__REQUEST__. Below are records to repeat exactly. Omit the pictures from the copy.

Data entries:

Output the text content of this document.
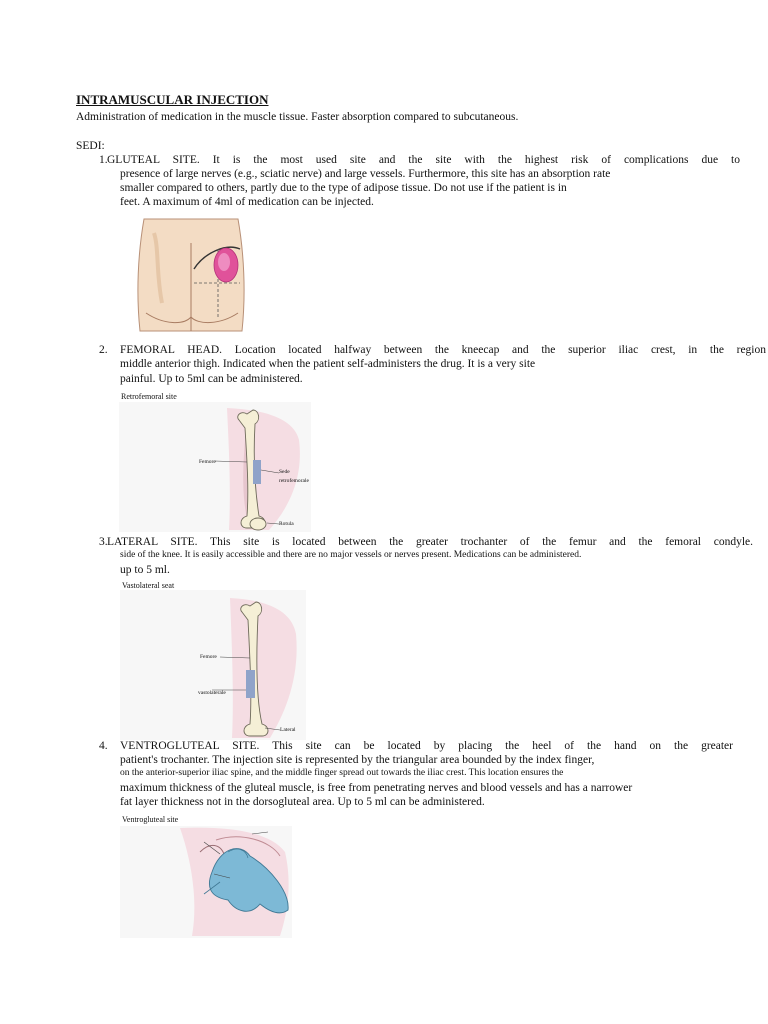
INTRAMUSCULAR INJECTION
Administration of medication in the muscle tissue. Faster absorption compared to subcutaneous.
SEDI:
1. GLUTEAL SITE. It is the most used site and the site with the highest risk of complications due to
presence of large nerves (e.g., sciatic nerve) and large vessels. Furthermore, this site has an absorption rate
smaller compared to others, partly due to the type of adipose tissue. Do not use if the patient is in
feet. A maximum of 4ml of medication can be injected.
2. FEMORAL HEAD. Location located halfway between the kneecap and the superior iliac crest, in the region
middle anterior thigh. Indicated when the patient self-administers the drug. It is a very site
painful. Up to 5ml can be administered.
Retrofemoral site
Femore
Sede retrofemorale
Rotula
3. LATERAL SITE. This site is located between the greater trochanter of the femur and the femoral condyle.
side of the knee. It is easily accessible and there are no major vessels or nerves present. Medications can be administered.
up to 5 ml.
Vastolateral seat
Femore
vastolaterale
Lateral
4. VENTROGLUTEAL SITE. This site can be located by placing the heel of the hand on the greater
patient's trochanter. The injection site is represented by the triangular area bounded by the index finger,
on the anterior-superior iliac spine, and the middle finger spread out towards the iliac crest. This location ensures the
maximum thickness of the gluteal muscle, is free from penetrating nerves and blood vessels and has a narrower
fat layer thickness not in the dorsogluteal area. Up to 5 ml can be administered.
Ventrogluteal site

__ANSWER IN FULL__.
Output the text content of this document.
INTRAMUSCULAR INJECTION
Administration of medication in the muscle tissue. Faster absorption compared to subcutaneous.
SEDI:
1. GLUTEAL SITE. It is the most used site and the site with the highest risk of complications due to
presence of large nerves (e.g., sciatic nerve) and large vessels. Furthermore, this site has an absorption rate
smaller compared to others, partly due to the type of adipose tissue. Do not use if the patient is in
feet. A maximum of 4ml of medication can be injected.
2. FEMORAL HEAD. Location located halfway between the kneecap and the superior iliac crest, in the region
middle anterior thigh. Indicated when the patient self-administers the drug. It is a very site
painful. Up to 5ml can be administered.
Retrofemoral site
Femore
Sede retrofemorale
Rotula
3. LATERAL SITE. This site is located between the greater trochanter of the femur and the femoral condyle.
side of the knee. It is easily accessible and there are no major vessels or nerves present. Medications can be administered.
up to 5 ml.
Vastolateral seat
Femore
vastolaterale
Lateral
4. VENTROGLUTEAL SITE. This site can be located by placing the heel of the hand on the greater
patient's trochanter. The injection site is represented by the triangular area bounded by the index finger,
on the anterior-superior iliac spine, and the middle finger spread out towards the iliac crest. This location ensures the
maximum thickness of the gluteal muscle, is free from penetrating nerves and blood vessels and has a narrower
fat layer thickness not in the dorsogluteal area. Up to 5 ml can be administered.
Ventrogluteal site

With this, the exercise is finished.